(Extracts from a graphics dataset)
● ● ●

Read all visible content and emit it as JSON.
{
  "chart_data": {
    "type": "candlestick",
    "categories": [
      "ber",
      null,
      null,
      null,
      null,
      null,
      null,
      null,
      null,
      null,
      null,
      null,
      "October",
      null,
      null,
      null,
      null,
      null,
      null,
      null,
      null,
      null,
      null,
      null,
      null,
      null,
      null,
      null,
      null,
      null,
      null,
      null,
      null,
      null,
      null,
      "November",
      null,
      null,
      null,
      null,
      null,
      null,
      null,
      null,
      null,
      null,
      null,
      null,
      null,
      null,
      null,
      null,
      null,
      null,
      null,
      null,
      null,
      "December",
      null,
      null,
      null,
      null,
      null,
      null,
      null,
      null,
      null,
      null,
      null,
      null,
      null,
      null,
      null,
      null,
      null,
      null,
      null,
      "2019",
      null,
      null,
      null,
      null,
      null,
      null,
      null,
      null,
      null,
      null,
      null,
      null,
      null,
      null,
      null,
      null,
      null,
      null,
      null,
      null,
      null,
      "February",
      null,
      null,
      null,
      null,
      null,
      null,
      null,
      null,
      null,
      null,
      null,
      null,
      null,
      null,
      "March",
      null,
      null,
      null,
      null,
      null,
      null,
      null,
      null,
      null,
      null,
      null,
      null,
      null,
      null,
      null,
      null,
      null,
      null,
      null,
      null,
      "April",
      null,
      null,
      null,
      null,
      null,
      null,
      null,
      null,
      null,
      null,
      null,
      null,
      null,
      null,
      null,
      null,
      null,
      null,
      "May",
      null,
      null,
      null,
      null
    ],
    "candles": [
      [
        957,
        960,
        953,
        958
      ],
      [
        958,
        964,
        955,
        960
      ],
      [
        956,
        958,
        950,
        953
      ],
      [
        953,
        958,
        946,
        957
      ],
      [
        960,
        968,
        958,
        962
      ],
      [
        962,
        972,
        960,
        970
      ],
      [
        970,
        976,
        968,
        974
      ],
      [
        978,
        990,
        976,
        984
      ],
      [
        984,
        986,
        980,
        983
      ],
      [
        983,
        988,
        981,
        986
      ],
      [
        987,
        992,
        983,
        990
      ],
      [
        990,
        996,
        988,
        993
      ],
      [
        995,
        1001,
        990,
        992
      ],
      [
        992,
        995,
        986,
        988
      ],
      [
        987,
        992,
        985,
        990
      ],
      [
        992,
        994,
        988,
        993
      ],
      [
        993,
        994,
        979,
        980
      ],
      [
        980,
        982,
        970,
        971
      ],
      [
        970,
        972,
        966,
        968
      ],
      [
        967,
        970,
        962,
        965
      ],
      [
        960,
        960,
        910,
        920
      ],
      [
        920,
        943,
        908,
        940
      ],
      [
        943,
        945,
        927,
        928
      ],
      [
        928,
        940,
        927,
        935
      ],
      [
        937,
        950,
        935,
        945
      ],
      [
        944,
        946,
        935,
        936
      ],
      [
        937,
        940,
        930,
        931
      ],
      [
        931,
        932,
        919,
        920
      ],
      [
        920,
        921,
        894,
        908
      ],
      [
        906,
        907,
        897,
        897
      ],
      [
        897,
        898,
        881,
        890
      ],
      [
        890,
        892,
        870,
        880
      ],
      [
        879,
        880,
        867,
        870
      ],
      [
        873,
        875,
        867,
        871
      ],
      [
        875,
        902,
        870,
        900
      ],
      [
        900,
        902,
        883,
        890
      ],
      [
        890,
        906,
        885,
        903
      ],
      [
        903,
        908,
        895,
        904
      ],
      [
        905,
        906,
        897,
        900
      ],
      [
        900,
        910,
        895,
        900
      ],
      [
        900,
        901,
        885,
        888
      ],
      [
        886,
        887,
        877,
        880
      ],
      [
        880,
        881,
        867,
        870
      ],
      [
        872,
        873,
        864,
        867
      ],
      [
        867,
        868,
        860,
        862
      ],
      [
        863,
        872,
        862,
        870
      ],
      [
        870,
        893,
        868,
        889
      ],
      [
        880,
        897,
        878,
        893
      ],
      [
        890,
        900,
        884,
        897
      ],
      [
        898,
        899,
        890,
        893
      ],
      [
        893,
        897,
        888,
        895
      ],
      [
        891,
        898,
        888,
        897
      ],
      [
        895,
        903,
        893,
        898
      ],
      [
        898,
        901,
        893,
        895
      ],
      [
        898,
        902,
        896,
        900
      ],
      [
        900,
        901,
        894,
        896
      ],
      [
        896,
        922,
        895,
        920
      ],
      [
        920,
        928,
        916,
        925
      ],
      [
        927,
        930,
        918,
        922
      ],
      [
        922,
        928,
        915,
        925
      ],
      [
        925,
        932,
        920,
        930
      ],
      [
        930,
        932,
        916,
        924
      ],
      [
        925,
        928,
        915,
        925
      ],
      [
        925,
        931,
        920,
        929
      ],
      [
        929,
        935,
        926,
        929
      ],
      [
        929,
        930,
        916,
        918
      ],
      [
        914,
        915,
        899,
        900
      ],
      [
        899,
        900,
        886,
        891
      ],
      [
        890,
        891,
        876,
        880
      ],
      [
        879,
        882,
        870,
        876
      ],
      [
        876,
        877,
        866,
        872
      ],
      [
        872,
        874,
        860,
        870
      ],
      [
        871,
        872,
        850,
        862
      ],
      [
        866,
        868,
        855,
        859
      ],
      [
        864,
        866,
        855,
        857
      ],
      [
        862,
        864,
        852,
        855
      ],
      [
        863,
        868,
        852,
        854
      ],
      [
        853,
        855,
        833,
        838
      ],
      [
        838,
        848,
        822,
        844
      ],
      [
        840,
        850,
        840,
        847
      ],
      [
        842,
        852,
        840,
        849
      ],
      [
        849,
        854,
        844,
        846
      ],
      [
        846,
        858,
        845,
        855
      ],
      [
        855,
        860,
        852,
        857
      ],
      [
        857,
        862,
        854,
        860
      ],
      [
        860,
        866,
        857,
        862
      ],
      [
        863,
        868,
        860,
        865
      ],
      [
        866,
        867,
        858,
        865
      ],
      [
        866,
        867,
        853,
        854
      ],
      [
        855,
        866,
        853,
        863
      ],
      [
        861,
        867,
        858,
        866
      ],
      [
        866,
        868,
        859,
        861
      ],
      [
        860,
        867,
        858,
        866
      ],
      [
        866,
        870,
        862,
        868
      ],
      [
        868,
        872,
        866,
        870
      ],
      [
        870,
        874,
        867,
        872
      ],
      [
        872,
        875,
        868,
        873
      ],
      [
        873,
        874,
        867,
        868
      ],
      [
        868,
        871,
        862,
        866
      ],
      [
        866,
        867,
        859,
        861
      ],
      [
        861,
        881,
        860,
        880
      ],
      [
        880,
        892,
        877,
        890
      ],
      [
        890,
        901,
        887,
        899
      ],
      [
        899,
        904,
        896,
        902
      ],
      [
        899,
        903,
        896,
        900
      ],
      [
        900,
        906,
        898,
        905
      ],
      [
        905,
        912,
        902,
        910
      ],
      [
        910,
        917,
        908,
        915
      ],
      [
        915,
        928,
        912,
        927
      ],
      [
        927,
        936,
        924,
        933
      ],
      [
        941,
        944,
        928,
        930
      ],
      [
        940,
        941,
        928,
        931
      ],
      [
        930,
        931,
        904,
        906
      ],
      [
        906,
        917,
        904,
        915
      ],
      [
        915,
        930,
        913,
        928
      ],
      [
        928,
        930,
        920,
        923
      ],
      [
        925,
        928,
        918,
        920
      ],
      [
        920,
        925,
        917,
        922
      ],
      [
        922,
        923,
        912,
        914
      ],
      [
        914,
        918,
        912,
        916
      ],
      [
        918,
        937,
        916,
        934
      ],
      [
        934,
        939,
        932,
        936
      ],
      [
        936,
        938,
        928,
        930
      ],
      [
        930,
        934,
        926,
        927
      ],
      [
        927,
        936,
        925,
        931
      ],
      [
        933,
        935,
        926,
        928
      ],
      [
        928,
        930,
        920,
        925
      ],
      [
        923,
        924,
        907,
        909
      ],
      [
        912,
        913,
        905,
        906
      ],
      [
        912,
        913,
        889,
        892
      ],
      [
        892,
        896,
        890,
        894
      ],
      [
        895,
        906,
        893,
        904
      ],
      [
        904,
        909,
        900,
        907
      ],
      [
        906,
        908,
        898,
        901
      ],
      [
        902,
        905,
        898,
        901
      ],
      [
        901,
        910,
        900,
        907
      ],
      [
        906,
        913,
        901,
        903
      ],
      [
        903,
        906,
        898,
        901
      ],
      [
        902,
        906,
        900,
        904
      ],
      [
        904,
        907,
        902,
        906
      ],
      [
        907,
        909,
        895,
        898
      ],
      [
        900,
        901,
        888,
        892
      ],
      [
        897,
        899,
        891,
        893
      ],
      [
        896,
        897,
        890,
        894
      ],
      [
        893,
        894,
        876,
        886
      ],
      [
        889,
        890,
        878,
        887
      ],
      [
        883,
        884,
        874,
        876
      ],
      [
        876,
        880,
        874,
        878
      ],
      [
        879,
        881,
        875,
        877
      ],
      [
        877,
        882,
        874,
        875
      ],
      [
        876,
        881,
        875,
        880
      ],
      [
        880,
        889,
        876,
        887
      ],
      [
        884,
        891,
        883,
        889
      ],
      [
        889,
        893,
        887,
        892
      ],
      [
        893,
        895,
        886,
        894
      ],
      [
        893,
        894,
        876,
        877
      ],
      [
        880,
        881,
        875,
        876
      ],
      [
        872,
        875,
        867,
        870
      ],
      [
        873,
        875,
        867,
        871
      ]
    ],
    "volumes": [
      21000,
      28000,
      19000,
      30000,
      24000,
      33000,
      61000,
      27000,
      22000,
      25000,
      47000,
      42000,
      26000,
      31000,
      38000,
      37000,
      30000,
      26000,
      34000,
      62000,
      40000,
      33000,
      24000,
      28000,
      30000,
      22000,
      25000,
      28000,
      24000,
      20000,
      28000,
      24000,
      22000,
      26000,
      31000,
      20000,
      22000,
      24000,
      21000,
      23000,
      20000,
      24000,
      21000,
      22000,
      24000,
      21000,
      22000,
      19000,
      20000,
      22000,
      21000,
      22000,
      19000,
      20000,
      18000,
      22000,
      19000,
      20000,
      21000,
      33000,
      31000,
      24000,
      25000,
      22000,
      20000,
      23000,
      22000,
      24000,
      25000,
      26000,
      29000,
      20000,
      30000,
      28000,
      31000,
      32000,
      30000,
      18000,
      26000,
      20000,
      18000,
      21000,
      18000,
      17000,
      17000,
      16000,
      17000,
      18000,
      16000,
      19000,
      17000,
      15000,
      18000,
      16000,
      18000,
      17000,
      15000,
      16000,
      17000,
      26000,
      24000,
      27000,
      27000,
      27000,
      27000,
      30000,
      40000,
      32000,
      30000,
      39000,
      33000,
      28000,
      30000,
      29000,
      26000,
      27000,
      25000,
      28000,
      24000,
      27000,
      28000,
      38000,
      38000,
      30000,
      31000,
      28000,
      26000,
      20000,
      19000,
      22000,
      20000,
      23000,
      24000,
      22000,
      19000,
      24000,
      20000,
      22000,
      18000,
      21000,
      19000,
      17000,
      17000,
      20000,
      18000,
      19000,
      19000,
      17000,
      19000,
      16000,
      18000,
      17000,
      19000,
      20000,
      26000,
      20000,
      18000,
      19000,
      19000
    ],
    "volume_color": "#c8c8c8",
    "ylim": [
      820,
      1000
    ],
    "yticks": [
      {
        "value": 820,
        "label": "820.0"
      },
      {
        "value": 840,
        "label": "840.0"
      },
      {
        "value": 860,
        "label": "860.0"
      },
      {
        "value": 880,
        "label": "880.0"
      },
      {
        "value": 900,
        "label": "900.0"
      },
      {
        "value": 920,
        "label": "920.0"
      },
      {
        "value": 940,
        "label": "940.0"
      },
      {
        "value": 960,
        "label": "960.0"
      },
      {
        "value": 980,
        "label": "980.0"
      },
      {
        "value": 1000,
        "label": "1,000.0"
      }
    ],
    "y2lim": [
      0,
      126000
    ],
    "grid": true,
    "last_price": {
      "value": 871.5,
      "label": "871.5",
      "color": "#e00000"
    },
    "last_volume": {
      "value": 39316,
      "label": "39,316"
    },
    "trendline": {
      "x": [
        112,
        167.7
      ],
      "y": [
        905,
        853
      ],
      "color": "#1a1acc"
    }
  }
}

● ● ●

◆ What you will do:
Copy all lines from the data that hold the word "label".

◆ Correct result:
        "label": "820.0"
        "label": "840.0"
        "label": "860.0"
        "label": "880.0"
        "label": "900.0"
        "label": "920.0"
        "label": "940.0"
        "label": "960.0"
        "label": "980.0"
        "label": "1,000.0"
      "label": "871.5",
      "label": "39,316"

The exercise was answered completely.